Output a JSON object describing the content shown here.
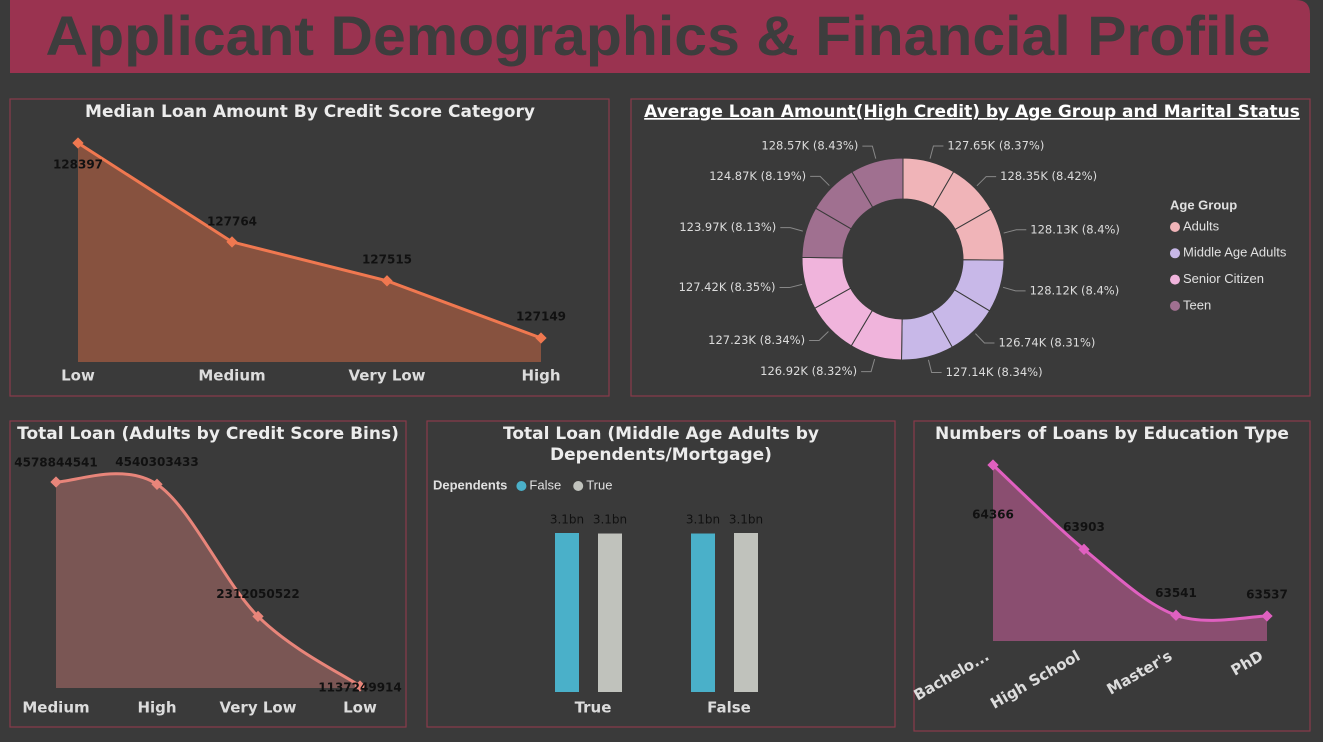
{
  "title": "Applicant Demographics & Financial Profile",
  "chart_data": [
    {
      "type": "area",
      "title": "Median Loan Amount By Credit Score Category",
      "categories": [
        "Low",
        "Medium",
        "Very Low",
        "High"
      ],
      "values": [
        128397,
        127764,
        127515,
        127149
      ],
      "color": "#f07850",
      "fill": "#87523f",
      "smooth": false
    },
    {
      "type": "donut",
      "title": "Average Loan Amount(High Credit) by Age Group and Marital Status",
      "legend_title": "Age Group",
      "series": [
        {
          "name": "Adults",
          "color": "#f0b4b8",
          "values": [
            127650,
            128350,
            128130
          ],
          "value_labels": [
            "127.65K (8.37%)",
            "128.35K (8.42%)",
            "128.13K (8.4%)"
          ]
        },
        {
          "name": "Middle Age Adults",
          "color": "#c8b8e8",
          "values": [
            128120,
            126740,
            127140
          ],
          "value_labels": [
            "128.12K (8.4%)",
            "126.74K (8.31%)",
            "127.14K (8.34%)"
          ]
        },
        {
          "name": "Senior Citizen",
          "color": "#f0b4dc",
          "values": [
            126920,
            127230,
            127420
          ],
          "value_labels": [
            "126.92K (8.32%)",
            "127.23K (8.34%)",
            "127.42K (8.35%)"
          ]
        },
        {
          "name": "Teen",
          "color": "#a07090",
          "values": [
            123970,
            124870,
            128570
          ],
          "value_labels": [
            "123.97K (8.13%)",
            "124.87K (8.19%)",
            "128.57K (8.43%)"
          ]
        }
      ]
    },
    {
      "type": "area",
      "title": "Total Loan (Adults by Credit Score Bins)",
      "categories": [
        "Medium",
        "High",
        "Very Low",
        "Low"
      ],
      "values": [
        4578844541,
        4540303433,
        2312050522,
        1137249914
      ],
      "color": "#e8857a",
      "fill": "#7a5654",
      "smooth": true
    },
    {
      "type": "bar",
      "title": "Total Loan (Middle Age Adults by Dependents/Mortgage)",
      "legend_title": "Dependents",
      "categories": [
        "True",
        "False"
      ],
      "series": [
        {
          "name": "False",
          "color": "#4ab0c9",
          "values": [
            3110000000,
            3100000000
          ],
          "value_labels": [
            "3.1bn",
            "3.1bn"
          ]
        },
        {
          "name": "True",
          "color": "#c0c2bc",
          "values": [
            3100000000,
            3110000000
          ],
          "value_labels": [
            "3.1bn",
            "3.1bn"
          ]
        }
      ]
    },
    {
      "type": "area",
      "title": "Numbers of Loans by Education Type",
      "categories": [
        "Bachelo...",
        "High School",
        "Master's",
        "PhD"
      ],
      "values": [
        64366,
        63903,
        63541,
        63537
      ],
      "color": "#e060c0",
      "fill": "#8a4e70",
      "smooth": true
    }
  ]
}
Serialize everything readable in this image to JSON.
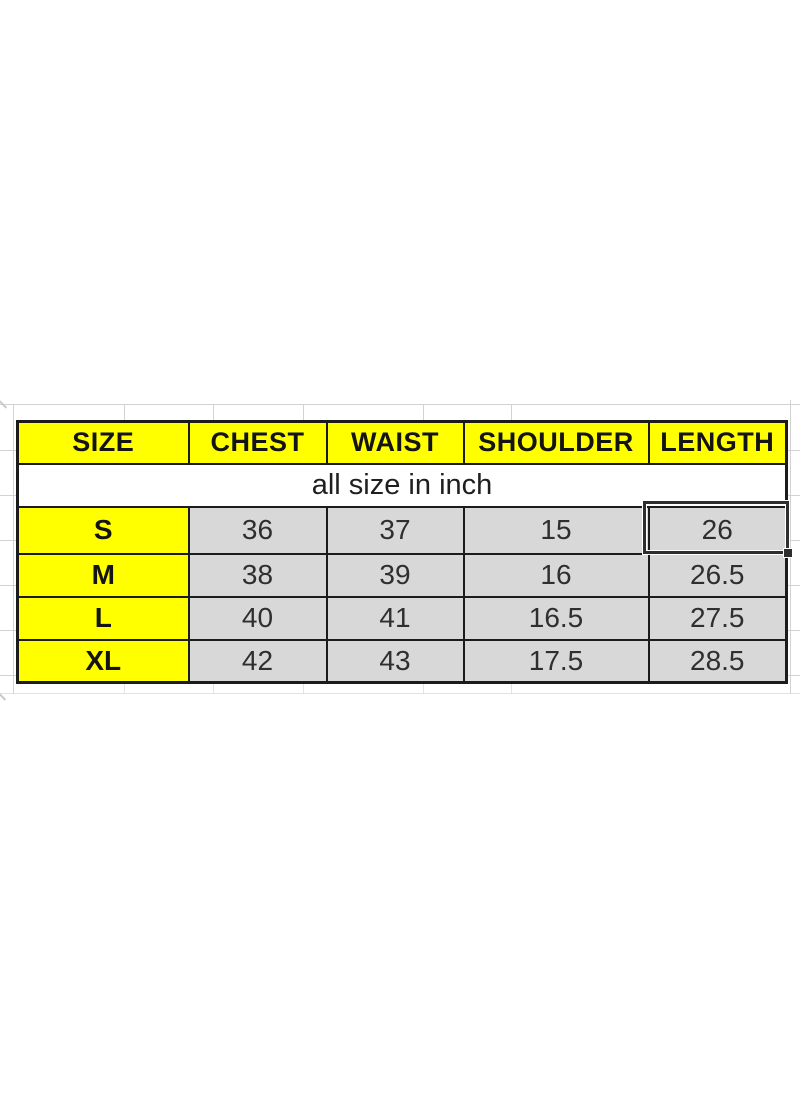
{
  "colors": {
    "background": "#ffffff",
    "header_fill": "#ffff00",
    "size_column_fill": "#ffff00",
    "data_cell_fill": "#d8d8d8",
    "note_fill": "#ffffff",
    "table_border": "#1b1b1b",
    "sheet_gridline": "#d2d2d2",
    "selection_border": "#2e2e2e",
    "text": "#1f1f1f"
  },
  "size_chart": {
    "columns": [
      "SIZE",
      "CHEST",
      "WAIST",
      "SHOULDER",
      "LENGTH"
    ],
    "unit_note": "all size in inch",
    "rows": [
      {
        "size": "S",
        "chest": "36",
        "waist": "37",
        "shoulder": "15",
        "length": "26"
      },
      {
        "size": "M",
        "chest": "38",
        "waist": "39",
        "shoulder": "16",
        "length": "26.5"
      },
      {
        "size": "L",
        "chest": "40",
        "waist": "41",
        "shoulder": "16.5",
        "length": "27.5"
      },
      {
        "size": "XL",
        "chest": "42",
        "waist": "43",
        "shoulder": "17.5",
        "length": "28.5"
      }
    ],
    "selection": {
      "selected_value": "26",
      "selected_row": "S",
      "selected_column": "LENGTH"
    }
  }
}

What you will do |
Copy the material shown above in full and exactly. Skip the pictures.

Solution |
Output a JSON object describing the content shown here.
{
  "title": "Applicant Demographics & Financial Profile",
  "chart_data": [
    {
      "type": "area",
      "title": "Median Loan Amount By Credit Score Category",
      "categories": [
        "Low",
        "Medium",
        "Very Low",
        "High"
      ],
      "values": [
        128397,
        127764,
        127515,
        127149
      ],
      "color": "#f07850",
      "fill": "#87523f",
      "smooth": false
    },
    {
      "type": "donut",
      "title": "Average Loan Amount(High Credit) by Age Group and Marital Status",
      "legend_title": "Age Group",
      "series": [
        {
          "name": "Adults",
          "color": "#f0b4b8",
          "values": [
            127650,
            128350,
            128130
          ],
          "value_labels": [
            "127.65K (8.37%)",
            "128.35K (8.42%)",
            "128.13K (8.4%)"
          ]
        },
        {
          "name": "Middle Age Adults",
          "color": "#c8b8e8",
          "values": [
            128120,
            126740,
            127140
          ],
          "value_labels": [
            "128.12K (8.4%)",
            "126.74K (8.31%)",
            "127.14K (8.34%)"
          ]
        },
        {
          "name": "Senior Citizen",
          "color": "#f0b4dc",
          "values": [
            126920,
            127230,
            127420
          ],
          "value_labels": [
            "126.92K (8.32%)",
            "127.23K (8.34%)",
            "127.42K (8.35%)"
          ]
        },
        {
          "name": "Teen",
          "color": "#a07090",
          "values": [
            123970,
            124870,
            128570
          ],
          "value_labels": [
            "123.97K (8.13%)",
            "124.87K (8.19%)",
            "128.57K (8.43%)"
          ]
        }
      ]
    },
    {
      "type": "area",
      "title": "Total Loan (Adults by Credit Score Bins)",
      "categories": [
        "Medium",
        "High",
        "Very Low",
        "Low"
      ],
      "values": [
        4578844541,
        4540303433,
        2312050522,
        1137249914
      ],
      "color": "#e8857a",
      "fill": "#7a5654",
      "smooth": true
    },
    {
      "type": "bar",
      "title": "Total Loan (Middle Age Adults by Dependents/Mortgage)",
      "legend_title": "Dependents",
      "categories": [
        "True",
        "False"
      ],
      "series": [
        {
          "name": "False",
          "color": "#4ab0c9",
          "values": [
            3110000000,
            3100000000
          ],
          "value_labels": [
            "3.1bn",
            "3.1bn"
          ]
        },
        {
          "name": "True",
          "color": "#c0c2bc",
          "values": [
            3100000000,
            3110000000
          ],
          "value_labels": [
            "3.1bn",
            "3.1bn"
          ]
        }
      ]
    },
    {
      "type": "area",
      "title": "Numbers of Loans by Education Type",
      "categories": [
        "Bachelo...",
        "High School",
        "Master's",
        "PhD"
      ],
      "values": [
        64366,
        63903,
        63541,
        63537
      ],
      "color": "#e060c0",
      "fill": "#8a4e70",
      "smooth": true
    }
  ]
}
Serialize everything readable in this image to JSON.
{
  "colors": {
    "background": "#ffffff",
    "header_fill": "#ffff00",
    "size_column_fill": "#ffff00",
    "data_cell_fill": "#d8d8d8",
    "note_fill": "#ffffff",
    "table_border": "#1b1b1b",
    "sheet_gridline": "#d2d2d2",
    "selection_border": "#2e2e2e",
    "text": "#1f1f1f"
  },
  "size_chart": {
    "columns": [
      "SIZE",
      "CHEST",
      "WAIST",
      "SHOULDER",
      "LENGTH"
    ],
    "unit_note": "all size in inch",
    "rows": [
      {
        "size": "S",
        "chest": "36",
        "waist": "37",
        "shoulder": "15",
        "length": "26"
      },
      {
        "size": "M",
        "chest": "38",
        "waist": "39",
        "shoulder": "16",
        "length": "26.5"
      },
      {
        "size": "L",
        "chest": "40",
        "waist": "41",
        "shoulder": "16.5",
        "length": "27.5"
      },
      {
        "size": "XL",
        "chest": "42",
        "waist": "43",
        "shoulder": "17.5",
        "length": "28.5"
      }
    ],
    "selection": {
      "selected_value": "26",
      "selected_row": "S",
      "selected_column": "LENGTH"
    }
  }
}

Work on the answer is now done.